List each line holding the string "Employees".

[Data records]

◇ ◇ ◇ ◇ ◇ ◇ ◇

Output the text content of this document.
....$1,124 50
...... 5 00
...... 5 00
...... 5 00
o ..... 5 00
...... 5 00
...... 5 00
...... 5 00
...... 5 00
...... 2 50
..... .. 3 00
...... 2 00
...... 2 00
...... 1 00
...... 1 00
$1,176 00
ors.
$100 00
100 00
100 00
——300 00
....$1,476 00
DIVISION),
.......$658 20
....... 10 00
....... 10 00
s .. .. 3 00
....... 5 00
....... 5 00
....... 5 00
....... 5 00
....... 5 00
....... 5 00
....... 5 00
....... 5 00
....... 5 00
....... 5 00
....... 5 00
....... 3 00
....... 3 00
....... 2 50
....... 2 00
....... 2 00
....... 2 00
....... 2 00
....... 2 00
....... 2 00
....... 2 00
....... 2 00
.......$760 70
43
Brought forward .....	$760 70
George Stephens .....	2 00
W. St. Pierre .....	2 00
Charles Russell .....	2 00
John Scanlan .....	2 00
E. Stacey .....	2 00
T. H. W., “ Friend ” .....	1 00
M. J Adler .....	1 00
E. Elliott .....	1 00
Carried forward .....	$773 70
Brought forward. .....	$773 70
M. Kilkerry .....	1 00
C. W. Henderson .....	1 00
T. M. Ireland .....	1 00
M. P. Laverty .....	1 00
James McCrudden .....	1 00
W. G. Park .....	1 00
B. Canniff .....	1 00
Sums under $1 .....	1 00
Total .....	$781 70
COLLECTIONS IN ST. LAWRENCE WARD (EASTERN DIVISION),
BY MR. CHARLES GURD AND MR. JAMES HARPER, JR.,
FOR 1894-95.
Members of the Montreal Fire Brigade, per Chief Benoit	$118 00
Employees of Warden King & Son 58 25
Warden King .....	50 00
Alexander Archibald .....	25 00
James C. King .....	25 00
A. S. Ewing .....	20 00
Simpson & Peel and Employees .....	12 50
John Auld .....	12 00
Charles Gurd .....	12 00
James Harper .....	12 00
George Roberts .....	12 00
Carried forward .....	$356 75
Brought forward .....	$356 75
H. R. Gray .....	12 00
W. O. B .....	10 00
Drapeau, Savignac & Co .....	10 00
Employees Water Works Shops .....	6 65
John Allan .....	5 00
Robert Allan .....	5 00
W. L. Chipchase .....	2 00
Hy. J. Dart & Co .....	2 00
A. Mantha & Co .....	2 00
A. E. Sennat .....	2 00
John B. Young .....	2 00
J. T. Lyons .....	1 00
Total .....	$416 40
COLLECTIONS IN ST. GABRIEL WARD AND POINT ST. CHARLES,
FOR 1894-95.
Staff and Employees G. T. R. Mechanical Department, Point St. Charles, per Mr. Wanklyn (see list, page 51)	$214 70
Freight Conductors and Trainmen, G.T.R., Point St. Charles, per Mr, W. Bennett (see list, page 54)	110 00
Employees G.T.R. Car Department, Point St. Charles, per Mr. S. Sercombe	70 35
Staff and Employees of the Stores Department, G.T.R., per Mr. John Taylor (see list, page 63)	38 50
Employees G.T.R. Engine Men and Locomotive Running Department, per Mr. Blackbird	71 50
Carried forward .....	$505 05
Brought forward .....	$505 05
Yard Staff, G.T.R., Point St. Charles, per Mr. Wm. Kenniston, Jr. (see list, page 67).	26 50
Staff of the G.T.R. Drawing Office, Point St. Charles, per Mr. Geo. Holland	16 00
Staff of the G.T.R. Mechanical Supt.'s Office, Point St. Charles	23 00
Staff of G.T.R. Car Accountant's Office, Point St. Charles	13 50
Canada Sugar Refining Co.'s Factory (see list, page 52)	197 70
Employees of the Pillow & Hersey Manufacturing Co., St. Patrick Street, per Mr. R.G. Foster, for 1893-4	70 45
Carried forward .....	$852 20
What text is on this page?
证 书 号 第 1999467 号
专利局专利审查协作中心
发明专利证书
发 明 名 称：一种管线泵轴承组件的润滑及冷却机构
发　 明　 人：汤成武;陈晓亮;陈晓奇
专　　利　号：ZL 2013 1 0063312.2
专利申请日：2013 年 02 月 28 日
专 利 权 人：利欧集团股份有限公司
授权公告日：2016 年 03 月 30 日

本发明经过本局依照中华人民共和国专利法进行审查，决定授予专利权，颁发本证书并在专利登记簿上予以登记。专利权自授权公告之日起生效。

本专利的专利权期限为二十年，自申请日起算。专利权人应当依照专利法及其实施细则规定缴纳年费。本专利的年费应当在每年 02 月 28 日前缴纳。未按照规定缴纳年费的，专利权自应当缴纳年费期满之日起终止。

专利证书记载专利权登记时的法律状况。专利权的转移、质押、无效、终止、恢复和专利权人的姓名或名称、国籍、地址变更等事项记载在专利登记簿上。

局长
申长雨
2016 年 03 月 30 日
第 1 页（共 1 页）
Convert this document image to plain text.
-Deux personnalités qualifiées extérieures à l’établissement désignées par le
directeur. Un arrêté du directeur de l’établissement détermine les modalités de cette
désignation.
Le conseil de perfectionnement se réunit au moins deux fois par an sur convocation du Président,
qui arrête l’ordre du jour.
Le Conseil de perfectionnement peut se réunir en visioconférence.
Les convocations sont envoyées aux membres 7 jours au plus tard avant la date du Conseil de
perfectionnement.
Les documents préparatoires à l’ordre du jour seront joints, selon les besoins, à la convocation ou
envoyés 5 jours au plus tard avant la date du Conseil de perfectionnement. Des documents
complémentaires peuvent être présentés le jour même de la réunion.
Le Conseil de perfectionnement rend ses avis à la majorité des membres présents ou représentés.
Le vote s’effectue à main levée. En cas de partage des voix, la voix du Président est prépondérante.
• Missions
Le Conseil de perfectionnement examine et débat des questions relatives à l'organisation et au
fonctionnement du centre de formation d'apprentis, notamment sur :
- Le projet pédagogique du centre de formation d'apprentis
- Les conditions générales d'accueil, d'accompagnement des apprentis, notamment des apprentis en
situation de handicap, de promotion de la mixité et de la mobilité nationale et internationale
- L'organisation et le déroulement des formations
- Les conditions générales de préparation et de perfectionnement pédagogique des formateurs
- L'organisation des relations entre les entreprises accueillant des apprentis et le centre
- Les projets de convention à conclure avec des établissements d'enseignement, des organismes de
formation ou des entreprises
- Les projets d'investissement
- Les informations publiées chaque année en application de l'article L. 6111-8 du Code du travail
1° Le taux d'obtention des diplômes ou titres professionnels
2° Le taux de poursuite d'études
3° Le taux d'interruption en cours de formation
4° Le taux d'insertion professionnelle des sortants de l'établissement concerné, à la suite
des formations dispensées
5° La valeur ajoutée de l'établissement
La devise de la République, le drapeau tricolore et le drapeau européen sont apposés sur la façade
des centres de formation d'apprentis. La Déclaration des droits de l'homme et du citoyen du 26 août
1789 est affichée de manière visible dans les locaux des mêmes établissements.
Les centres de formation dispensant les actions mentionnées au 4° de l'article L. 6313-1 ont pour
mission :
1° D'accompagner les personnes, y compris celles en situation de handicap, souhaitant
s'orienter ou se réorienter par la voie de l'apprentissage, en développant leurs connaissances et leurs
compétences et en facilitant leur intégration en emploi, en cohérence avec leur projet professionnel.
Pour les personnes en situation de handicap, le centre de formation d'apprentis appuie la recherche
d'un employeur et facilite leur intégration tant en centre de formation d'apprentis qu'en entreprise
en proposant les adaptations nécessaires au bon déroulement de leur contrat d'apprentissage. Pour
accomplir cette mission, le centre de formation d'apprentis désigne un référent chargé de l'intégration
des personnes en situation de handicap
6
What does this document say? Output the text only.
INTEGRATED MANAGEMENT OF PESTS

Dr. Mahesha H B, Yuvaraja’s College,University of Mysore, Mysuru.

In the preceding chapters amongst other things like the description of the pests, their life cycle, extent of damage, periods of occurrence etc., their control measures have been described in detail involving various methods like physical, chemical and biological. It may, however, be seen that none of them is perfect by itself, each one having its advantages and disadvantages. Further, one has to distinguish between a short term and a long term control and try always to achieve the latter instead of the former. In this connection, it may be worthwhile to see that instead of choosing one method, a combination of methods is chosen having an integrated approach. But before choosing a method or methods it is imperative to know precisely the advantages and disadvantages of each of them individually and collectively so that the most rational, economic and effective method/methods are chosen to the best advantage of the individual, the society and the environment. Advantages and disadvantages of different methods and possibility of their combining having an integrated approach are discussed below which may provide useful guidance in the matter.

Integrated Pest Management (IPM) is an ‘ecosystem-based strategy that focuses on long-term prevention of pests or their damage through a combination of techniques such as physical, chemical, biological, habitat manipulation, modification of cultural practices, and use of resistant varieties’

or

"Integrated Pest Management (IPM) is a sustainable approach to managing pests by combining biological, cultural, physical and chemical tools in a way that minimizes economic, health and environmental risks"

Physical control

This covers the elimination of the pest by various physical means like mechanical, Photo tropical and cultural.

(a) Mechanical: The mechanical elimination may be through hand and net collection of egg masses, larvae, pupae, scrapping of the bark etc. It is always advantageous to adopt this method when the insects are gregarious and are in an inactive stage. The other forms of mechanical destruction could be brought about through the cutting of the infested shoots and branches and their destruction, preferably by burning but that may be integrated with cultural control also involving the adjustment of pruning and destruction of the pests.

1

◇ ◇ ◇ ◇ ◇ ◇ ◇

→ **Solution**:
Employees of Warden King & Son 58 25
Simpson & Peel and Employees .....	12 50
Employees Water Works Shops .....	6 65
Staff and Employees G. T. R. Mechanical Department, Point St. Charles, per Mr. Wanklyn (see list, page 51)	$214 70
Employees G.T.R. Car Department, Point St. Charles, per Mr. S. Sercombe	70 35
Staff and Employees of the Stores Department, G.T.R., per Mr. John Taylor (see list, page 63)	38 50
Employees G.T.R. Engine Men and Locomotive Running Department, per Mr. Blackbird	71 50
Employees of the Pillow & Hersey Manufacturing Co., St. Patrick Street, per Mr. R.G. Foster, for 1893-4	70 45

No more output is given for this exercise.